* TEKS SUMBER:
Opini

Opini: Tata Ruang Wilayah dan Upaya Pengelolaan Gambut Berkelanjutan

Ini adalah momentum yang tepat agar setiap inisiatif dalam kerangka pembangunan berkelanjutan dan ekonomi hijau

Editor: Odi Aria
Handout
Lahan gambut untuk kegiatan pertanian. 

Penulis : Feri Johana, Mahasiswa Doktoral 

Program Studi Ilmu Pengelolaan Sumber Daya Alam dan Lingkungan, IPB, Bogor, Indonesia.


SRIPOKU.COM- Tahun 2022-2024 merupakan periode penting bagi sebagian besar daerah di Indonesia baik propinsi dan kabupaten dalam proses evaluasi perencanaan pembangunan daerah, dan juga dalam proses penyusunan perencanan pembangunan (RPJPD/RPJMD) dan perencanaan keruangan (RTRW) untuk lima hingga dua puluh lima tahun kedepan.

Ini adalah momentum yang tepat agar setiap inisiatif dalam kerangka pembangunan berkelanjutan dan ekonomi hijau disinergikan dengan proses tersebut.

Setidaknya terdapat 20 propinsi di Indonesia yang diharapkan melakukan proses integrasi ini.


Salah satu isu penting yang perlu direspon melalui momentum ini terkait pengelolaan gambut berkelanjutan.

Hal ini sudah menjadi masalah umum, akan tetapi belum ada keseragaman proses yang membuktikan adanya komitmen pembangunan berkelanjutan disetiap daerah.

Banyak sekali kondisi yang yang menyebabkan proses tersebut berjalan didasarkan hanya kepada solusi yang berbasis kepentingan masing-masing daerah.

Untuk menyambut momentum tersebut, berikut ini adalah beberapa catatan pembelajaran dalam proses yang sudah dan sedang dilaksanakan di beberapa daerah, dan perlu menjadi pembelajaran bagi daerah lain.

Secara umum sangat penting adanya pemahaman terkait latar belakang pengelolaan gambut bagi pembuat kebijakan, dan terhadap tahapan proses tata ruang, sehingga tujuan integrasi dapat diwujudkan.


Hal ini dimulai dari posisi Indonesia yang merupakan salah satu negara yang sangat berkepentingan dalam pengelolaan gambut, dengan luas yang mencapai 36 persen dari lahan gambut tropis dunia.

Lahan gambut tropis merupakan tempat hidup bagi berbagai jenis tumbuhan dan hewan.

Lahan gambut yang rusak dan kering menjadi rentan terhadap kebakaran hutan dan lahan, sementara kebakaran di lahan gambut cukup sulit untuk dipadamkan karena api yang menyala berada di bawah tanah, sehingga dampaknya tidak hanya dirasakan oleh penduduk di wilayah lahan gambut, melainkan hingga ke wilayah yang relatif jauh.

* BAHAN TERKUMPUL:
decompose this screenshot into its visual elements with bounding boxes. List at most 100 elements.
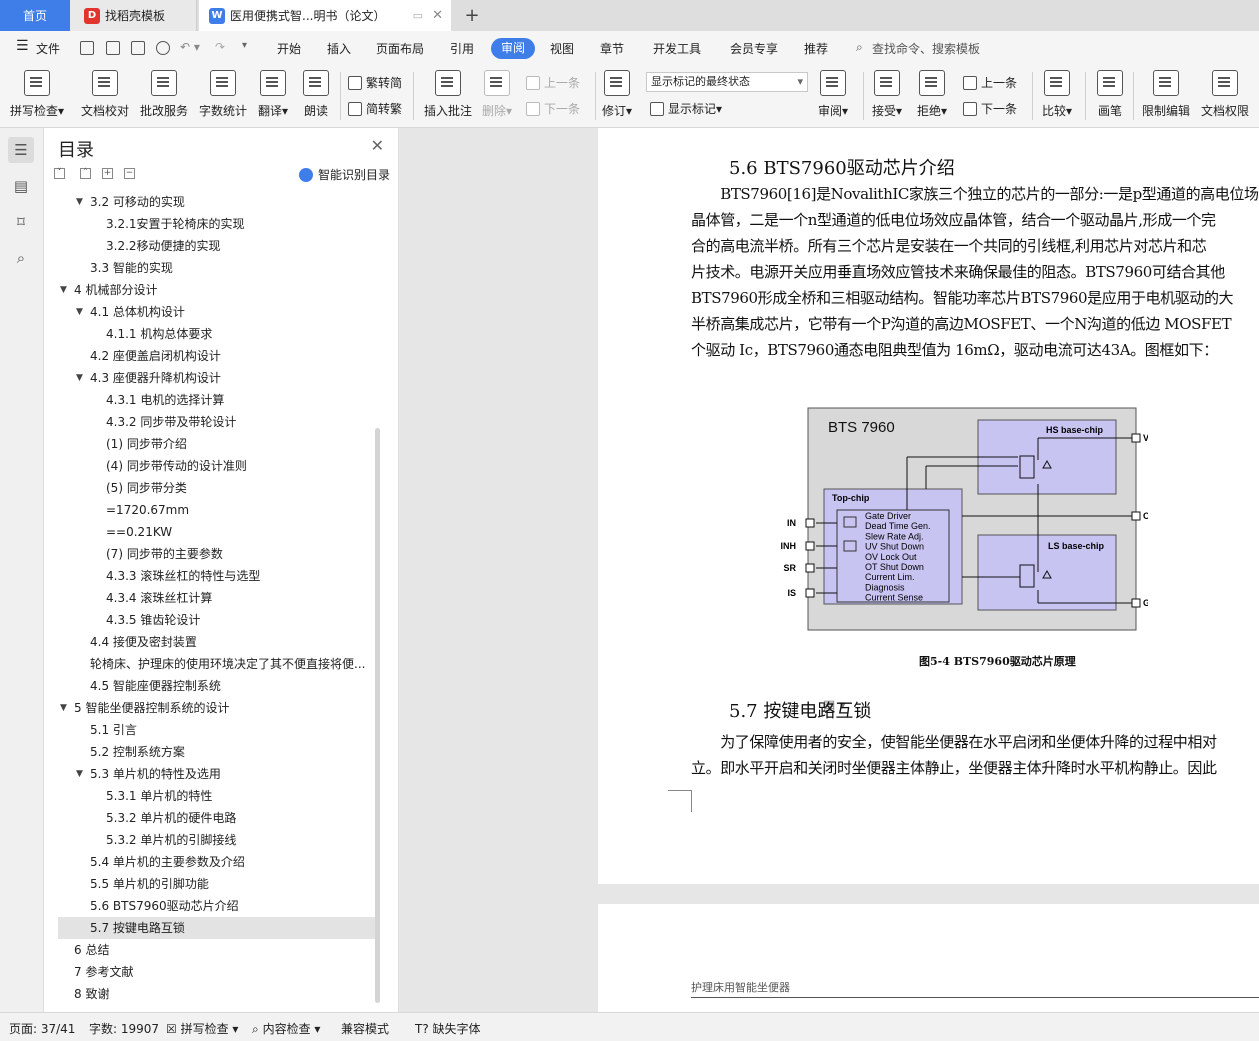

* KETENTUAN TUGAS:
Lanjutkan opini tentang tata ruang dan pengelolaan gambut, mulai setelah kalimat terakhirnya. Baris-baris di atas adalah bahan tersendiri.

* JAWABAN LATIHAN:
Lahan gambut juga merupakan sumber matapencaharian masyarakat yang sehari-harinya hidup dan bergelut dengan berbagai kegiatan ekonomi yang ada sehinga perannya sangat penting dalam pembangunan.

Berbagai fungsi penting lahan gambut dalam konteks pembangunan nasional dapat dikelompokan dalam beberapa fungsi , yaitu ; (1) menopang penghidupan masyarakat, memberikan jasa dan manfaat melalui kegiatan pertanian, perikanan, dan usaha ekonomi khas gambut lainnya, (2) menjaga tata air, mengurangi kekeringan pada musim kemarau dan mencegah banjir pada musim hujan, (3) menyimpan cadangan karbon, dan (4) menjaga habitat dan keanekaragaman hayati.

Kebijakan Pengelolaan Gambut di Indonesia

Pengelolaan gambut merupakan suatu hal yang sangat penting. Pandangan ini merupakan sebuah keniscayaan apabila semua komponen sepakat terhadap kelangsungan Sumber Daya Alam dan Lingkungan disemua tingkatan dari desa hingga ke tingkat nasional.

Aspek kepentingan global mungkin perlu dilihat, akan tetapi dalam pandangan yang cukup nyata bahwa kepentingan masyarakat dan bangsa sangat lebih penting.

Pemerintah Indonesia telah mengambil berbagai langkah penting dalam pengelolaan gambut berkelanjutan diantaranya melalui Peraturan Pemerintah Nomor 71 Tahun 2014 sebagaimana telah diubah dengan Peraturan Pemerintah Nomor 57 Tahun 2016 2014 tentang Perlindungan dan Pengelolaan Ekosistem Gambut.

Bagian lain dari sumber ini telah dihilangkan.